From the listing below, extract every line in which the word "nosed" appears.

- [PROVIDED DATA]:
+++++

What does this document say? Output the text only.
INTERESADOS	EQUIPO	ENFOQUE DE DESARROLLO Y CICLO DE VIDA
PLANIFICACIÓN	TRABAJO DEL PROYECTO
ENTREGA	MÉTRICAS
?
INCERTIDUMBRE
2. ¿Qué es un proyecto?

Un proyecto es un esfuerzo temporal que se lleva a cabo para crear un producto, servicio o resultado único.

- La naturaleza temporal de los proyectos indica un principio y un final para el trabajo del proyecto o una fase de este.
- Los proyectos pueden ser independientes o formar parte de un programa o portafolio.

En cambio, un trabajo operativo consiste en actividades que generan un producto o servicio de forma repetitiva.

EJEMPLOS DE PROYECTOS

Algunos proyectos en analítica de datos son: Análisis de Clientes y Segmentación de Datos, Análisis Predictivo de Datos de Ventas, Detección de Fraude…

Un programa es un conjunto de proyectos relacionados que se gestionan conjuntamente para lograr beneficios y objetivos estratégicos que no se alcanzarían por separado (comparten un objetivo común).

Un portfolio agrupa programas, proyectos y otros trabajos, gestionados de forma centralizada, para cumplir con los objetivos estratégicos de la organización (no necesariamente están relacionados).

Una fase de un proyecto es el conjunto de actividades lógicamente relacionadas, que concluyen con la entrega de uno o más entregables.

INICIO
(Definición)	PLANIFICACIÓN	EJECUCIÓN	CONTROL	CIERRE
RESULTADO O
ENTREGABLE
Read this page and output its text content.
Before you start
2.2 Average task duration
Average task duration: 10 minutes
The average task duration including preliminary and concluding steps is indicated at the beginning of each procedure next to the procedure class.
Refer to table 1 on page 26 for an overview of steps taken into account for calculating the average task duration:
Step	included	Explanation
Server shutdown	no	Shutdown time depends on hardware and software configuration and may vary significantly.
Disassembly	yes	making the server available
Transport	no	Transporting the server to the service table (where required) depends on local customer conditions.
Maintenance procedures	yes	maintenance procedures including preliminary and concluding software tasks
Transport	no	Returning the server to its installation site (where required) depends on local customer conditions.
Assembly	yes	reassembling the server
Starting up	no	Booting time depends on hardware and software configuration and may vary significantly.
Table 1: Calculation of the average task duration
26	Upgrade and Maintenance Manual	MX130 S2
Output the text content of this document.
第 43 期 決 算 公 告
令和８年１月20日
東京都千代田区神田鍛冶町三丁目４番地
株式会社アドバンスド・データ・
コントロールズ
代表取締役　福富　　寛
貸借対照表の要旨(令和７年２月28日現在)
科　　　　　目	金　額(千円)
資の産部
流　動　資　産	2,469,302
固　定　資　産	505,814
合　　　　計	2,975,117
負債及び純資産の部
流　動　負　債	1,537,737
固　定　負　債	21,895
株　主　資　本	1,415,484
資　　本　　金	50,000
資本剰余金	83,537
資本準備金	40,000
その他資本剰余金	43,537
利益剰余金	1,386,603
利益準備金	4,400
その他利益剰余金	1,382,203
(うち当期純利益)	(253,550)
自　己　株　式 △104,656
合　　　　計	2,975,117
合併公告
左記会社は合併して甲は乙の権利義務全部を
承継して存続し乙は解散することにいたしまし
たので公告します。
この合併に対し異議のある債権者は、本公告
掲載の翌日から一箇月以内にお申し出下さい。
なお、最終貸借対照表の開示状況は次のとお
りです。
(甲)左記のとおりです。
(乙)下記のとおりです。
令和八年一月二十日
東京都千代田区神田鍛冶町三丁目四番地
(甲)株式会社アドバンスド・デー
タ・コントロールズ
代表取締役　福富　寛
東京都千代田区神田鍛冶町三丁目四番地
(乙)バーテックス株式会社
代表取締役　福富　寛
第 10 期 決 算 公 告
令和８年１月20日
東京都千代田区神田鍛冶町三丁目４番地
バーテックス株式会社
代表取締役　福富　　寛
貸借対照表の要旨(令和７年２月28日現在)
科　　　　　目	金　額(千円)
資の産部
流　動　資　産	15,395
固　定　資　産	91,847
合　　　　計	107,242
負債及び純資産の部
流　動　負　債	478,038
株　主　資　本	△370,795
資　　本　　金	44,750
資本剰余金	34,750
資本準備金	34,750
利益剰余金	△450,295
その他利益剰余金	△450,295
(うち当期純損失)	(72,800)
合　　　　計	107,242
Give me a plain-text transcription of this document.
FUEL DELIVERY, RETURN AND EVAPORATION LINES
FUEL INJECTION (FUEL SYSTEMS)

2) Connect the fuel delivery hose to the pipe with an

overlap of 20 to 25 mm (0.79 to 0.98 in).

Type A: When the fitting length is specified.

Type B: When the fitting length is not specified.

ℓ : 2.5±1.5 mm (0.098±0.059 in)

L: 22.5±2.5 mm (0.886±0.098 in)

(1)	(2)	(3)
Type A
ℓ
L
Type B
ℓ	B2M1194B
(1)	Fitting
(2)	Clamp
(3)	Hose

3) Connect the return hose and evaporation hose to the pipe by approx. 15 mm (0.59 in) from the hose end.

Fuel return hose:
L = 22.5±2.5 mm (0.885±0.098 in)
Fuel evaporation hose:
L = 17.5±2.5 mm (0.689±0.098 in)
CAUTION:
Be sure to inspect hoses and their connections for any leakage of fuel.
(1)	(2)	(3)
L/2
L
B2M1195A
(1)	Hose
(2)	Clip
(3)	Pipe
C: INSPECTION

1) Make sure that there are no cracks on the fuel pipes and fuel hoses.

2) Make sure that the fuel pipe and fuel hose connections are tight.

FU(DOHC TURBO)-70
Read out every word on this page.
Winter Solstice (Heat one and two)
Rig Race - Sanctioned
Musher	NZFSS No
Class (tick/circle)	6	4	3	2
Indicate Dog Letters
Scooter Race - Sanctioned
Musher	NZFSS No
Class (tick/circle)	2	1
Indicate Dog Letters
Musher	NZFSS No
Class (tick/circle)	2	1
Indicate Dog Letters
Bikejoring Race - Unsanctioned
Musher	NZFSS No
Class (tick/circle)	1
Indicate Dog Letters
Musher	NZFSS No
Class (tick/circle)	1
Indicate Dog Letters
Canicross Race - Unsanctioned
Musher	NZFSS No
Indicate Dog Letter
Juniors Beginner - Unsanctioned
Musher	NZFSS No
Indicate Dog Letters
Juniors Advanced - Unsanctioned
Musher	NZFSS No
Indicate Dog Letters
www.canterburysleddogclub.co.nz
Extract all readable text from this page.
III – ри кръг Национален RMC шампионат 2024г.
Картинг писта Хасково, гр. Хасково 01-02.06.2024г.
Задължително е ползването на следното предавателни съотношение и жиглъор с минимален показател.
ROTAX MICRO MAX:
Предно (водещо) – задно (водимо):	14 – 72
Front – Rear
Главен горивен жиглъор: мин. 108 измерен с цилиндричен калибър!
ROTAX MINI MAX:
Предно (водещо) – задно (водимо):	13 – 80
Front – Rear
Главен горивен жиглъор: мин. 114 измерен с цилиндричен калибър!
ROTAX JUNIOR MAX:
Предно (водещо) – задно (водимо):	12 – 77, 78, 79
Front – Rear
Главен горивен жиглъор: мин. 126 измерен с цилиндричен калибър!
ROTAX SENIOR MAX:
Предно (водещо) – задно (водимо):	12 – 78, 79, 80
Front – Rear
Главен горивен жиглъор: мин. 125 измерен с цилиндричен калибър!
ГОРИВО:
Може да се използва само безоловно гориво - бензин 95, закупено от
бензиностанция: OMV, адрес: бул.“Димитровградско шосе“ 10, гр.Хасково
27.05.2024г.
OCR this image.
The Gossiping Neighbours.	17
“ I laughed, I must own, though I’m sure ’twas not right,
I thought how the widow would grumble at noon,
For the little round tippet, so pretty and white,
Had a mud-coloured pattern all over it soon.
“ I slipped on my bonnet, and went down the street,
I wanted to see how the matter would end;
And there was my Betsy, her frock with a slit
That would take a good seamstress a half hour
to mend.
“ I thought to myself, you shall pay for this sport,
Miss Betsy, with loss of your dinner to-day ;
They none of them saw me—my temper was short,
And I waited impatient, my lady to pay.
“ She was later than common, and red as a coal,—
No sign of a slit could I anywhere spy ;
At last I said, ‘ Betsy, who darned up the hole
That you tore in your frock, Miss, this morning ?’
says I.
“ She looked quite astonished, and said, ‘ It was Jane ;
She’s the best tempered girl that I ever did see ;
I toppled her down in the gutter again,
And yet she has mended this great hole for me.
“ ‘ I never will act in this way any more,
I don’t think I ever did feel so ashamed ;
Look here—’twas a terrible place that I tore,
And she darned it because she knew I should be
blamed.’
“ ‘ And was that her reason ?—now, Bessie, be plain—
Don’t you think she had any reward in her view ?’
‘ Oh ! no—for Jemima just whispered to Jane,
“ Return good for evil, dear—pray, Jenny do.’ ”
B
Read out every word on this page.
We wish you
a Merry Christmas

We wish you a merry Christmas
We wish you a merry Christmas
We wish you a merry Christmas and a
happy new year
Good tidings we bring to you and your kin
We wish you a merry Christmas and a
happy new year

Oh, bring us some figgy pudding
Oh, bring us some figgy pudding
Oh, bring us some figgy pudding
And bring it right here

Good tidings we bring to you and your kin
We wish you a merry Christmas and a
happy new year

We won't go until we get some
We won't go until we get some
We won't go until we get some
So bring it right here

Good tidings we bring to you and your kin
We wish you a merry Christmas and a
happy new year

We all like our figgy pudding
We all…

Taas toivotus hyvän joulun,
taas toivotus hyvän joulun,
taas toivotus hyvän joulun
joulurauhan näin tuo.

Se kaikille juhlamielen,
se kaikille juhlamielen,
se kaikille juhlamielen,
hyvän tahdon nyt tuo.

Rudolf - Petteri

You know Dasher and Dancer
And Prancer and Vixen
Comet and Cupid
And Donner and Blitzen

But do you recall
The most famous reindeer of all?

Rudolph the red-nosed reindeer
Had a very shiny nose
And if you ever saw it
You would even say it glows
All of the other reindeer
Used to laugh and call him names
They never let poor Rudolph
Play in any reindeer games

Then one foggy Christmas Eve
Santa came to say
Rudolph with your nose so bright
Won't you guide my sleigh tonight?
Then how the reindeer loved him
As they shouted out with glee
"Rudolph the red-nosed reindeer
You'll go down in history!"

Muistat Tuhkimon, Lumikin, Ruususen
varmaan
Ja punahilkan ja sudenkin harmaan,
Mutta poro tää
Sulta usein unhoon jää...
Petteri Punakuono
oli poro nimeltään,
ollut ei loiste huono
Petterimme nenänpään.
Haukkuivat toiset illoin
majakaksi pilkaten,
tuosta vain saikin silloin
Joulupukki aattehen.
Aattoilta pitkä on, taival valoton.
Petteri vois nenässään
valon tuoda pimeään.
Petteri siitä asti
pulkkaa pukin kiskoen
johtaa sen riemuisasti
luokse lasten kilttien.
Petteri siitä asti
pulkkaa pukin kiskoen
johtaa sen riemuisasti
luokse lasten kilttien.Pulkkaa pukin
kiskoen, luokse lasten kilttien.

+++++

- [EXERCISE ANSWER]:
Rudolph the red-nosed reindeer
"Rudolph the red-nosed reindeer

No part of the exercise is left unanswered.